▸ Task to complete:
Every record below is to be retyped exactly.

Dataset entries
[Start of section]

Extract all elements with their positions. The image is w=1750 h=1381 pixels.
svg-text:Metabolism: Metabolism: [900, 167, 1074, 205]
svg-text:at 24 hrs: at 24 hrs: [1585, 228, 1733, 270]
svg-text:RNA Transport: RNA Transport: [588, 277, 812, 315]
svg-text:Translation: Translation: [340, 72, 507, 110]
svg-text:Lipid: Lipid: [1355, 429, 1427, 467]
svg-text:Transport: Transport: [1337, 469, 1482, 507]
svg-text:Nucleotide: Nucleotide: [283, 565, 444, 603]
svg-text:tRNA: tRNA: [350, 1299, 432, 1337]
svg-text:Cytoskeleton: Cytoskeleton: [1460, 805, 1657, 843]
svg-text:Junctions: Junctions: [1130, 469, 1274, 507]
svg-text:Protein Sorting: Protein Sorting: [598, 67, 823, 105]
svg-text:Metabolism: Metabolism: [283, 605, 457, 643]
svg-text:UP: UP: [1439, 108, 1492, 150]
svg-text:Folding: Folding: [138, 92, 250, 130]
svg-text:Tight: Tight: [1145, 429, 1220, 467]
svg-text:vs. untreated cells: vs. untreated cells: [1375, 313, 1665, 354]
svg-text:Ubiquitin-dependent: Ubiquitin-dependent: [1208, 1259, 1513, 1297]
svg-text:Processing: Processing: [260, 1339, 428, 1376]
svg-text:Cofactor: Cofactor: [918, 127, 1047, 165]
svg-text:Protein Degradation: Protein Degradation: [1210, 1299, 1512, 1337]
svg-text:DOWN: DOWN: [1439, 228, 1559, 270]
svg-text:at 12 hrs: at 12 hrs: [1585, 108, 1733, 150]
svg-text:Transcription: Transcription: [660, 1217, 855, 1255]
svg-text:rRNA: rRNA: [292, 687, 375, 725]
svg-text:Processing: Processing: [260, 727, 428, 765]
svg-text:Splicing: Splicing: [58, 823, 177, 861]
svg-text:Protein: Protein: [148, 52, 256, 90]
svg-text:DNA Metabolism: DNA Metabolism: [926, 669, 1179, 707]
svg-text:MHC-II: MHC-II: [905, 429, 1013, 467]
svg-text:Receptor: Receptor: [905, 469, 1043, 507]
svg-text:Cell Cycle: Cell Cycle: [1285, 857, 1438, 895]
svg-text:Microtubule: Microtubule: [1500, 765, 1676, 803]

[End of section]

▸ Answer to this problem:
Extract all elements with their positions. The image is w=1750 h=1381 pixels.
svg-text:Metabolism: Metabolism: [900, 167, 1074, 205]
svg-text:at 24 hrs: at 24 hrs: [1585, 228, 1733, 270]
svg-text:RNA Transport: RNA Transport: [588, 277, 812, 315]
svg-text:Translation: Translation: [340, 72, 507, 110]
svg-text:Lipid: Lipid: [1355, 429, 1427, 467]
svg-text:Transport: Transport: [1337, 469, 1482, 507]
svg-text:Nucleotide: Nucleotide: [283, 565, 444, 603]
svg-text:tRNA: tRNA: [350, 1299, 432, 1337]
svg-text:Cytoskeleton: Cytoskeleton: [1460, 805, 1657, 843]
svg-text:Junctions: Junctions: [1130, 469, 1274, 507]
svg-text:Protein Sorting: Protein Sorting: [598, 67, 823, 105]
svg-text:Metabolism: Metabolism: [283, 605, 457, 643]
svg-text:UP: UP: [1439, 108, 1492, 150]
svg-text:Folding: Folding: [138, 92, 250, 130]
svg-text:Tight: Tight: [1145, 429, 1220, 467]
svg-text:vs. untreated cells: vs. untreated cells: [1375, 313, 1665, 354]
svg-text:Ubiquitin-dependent: Ubiquitin-dependent: [1208, 1259, 1513, 1297]
svg-text:Processing: Processing: [260, 1339, 428, 1376]
svg-text:Cofactor: Cofactor: [918, 127, 1047, 165]
svg-text:Protein Degradation: Protein Degradation: [1210, 1299, 1512, 1337]
svg-text:DOWN: DOWN: [1439, 228, 1559, 270]
svg-text:at 12 hrs: at 12 hrs: [1585, 108, 1733, 150]
svg-text:Transcription: Transcription: [660, 1217, 855, 1255]
svg-text:rRNA: rRNA: [292, 687, 375, 725]
svg-text:Processing: Processing: [260, 727, 428, 765]
svg-text:Splicing: Splicing: [58, 823, 177, 861]
svg-text:Protein: Protein: [148, 52, 256, 90]
svg-text:DNA Metabolism: DNA Metabolism: [926, 669, 1179, 707]
svg-text:MHC-II: MHC-II: [905, 429, 1013, 467]
svg-text:Receptor: Receptor: [905, 469, 1043, 507]
svg-text:Cell Cycle: Cell Cycle: [1285, 857, 1438, 895]
svg-text:Microtubule: Microtubule: [1500, 765, 1676, 803]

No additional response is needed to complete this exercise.